— Begin Given entries —
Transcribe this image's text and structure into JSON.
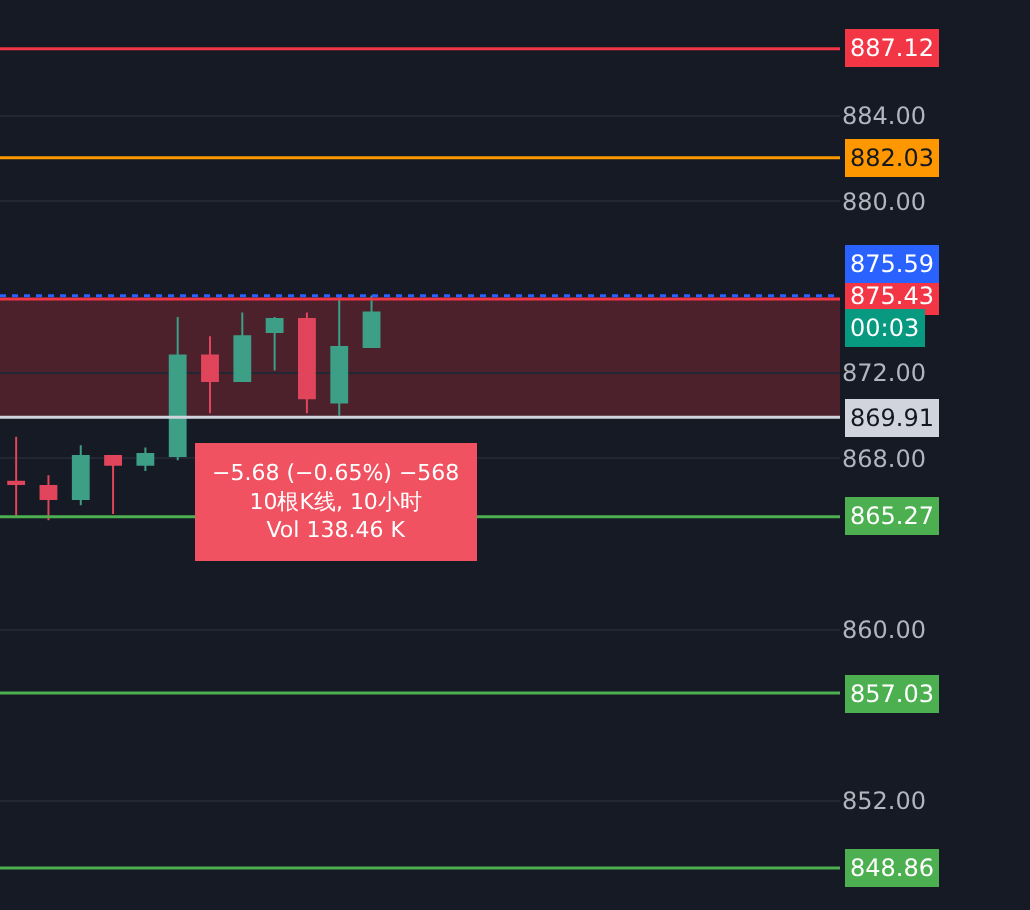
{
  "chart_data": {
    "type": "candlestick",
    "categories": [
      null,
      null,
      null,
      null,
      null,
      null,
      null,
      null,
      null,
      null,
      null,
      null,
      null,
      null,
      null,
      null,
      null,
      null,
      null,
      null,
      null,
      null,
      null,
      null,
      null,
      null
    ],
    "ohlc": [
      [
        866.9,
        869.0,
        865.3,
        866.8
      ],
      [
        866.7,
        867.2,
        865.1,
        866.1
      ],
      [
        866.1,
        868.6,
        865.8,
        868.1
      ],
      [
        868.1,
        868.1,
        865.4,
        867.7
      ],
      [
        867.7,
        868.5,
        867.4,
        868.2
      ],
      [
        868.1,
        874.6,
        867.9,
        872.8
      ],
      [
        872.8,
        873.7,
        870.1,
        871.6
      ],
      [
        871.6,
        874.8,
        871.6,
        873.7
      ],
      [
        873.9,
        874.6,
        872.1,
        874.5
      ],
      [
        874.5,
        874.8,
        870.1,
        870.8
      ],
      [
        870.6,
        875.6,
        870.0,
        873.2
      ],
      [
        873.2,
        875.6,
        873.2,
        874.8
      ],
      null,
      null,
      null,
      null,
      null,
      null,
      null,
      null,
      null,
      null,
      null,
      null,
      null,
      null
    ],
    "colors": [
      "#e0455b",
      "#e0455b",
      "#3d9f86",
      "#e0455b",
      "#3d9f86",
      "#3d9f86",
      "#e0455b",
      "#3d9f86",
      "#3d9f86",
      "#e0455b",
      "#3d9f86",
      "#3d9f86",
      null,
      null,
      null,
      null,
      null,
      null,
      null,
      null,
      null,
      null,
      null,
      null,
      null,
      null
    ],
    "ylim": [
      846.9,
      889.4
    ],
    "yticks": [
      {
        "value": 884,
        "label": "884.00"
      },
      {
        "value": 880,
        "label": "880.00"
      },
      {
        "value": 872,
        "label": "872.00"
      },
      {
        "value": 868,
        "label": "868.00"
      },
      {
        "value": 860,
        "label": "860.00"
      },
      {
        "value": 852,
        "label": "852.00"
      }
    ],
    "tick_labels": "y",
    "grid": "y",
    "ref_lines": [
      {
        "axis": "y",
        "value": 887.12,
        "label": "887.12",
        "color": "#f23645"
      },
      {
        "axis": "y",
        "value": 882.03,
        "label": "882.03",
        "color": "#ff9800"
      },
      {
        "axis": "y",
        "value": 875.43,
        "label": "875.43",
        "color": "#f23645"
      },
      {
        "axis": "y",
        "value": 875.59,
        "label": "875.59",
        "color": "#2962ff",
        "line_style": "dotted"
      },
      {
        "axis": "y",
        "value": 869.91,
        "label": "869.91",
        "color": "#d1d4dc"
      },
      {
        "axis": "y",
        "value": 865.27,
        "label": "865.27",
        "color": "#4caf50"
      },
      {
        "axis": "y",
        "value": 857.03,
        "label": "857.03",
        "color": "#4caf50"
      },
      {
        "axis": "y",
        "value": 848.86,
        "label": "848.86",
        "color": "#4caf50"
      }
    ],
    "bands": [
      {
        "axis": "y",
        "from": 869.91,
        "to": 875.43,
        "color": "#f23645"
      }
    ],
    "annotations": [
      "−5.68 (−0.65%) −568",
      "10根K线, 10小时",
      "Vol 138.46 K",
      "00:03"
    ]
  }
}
— End Given entries —
— Begin Given entries —
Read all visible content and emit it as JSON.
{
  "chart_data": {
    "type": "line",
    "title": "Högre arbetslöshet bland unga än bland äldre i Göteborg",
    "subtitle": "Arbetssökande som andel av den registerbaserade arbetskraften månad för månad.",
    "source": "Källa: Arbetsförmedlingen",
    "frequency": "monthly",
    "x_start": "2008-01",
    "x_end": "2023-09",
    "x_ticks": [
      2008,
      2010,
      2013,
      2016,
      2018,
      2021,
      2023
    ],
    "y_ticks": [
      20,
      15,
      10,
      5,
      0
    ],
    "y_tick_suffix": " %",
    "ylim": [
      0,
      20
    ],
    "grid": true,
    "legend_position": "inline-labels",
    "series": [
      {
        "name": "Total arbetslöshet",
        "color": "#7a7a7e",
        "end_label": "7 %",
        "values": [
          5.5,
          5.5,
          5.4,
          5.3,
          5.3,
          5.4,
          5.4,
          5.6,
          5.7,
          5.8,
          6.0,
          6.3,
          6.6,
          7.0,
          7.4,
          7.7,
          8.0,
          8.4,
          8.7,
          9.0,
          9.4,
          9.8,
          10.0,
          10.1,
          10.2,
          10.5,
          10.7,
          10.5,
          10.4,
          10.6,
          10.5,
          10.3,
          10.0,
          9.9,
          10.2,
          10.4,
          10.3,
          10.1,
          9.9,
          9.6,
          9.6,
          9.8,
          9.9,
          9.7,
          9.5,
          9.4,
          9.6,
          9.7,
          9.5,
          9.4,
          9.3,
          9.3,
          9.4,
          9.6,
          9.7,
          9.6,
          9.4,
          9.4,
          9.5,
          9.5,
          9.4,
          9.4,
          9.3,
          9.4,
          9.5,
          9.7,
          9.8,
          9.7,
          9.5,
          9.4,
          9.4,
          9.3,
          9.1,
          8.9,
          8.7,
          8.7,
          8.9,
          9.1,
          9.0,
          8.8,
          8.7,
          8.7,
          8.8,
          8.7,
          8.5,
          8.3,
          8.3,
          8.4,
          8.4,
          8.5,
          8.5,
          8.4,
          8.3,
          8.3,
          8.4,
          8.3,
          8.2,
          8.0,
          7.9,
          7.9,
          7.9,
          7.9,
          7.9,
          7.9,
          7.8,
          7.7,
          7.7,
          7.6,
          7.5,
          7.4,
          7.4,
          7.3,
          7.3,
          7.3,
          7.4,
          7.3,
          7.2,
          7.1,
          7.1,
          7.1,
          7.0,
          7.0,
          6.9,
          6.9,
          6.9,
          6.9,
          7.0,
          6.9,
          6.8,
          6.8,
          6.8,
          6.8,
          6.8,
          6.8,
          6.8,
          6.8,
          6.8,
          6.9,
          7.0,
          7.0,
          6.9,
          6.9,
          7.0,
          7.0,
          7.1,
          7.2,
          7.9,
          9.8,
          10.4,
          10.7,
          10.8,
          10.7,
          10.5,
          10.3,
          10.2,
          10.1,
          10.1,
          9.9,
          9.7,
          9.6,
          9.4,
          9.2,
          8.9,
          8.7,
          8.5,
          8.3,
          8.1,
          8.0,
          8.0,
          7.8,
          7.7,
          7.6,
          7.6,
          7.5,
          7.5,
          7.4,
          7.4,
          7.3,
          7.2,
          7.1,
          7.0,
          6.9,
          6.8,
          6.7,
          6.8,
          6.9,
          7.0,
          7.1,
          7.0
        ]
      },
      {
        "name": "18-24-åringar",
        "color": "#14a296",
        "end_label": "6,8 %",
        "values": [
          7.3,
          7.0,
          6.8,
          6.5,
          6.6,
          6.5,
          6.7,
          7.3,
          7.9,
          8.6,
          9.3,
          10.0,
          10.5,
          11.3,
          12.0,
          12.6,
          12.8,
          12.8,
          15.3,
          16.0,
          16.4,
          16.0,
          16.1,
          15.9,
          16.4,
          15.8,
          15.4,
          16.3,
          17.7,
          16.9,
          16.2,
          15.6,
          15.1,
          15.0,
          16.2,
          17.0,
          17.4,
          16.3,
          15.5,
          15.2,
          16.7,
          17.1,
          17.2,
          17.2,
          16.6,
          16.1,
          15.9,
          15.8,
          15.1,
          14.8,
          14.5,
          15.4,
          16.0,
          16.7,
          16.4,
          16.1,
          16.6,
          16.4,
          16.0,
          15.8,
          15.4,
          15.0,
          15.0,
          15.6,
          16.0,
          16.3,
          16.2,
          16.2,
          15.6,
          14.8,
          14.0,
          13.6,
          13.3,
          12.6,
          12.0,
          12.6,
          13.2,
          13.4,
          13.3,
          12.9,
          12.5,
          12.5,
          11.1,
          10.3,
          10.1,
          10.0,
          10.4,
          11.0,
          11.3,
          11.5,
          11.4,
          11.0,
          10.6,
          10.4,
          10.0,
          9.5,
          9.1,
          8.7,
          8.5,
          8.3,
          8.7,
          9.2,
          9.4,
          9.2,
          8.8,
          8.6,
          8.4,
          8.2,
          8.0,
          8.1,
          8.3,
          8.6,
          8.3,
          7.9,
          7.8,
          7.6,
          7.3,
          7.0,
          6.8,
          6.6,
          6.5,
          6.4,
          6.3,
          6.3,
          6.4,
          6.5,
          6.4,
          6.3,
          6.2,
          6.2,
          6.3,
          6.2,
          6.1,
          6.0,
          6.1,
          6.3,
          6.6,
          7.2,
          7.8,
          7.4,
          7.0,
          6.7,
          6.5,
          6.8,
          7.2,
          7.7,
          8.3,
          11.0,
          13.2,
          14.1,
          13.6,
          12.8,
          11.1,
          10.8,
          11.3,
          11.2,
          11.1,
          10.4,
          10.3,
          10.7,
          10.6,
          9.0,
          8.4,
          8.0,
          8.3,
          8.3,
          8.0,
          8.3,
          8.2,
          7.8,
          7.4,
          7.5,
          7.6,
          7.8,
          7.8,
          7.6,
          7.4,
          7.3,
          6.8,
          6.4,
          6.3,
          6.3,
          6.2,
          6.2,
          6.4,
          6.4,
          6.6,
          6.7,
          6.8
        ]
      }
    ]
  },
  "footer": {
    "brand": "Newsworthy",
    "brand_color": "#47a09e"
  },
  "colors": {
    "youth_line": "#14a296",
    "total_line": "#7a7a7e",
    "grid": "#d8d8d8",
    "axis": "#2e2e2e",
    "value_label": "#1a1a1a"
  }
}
— End Given entries —
== Set exercise ==
Filter for "arbetslöshet". Return all lines that hold it.

== Problem solution ==
    "title": "Högre arbetslöshet bland unga än bland äldre i Göteborg",
        "name": "Total arbetslöshet",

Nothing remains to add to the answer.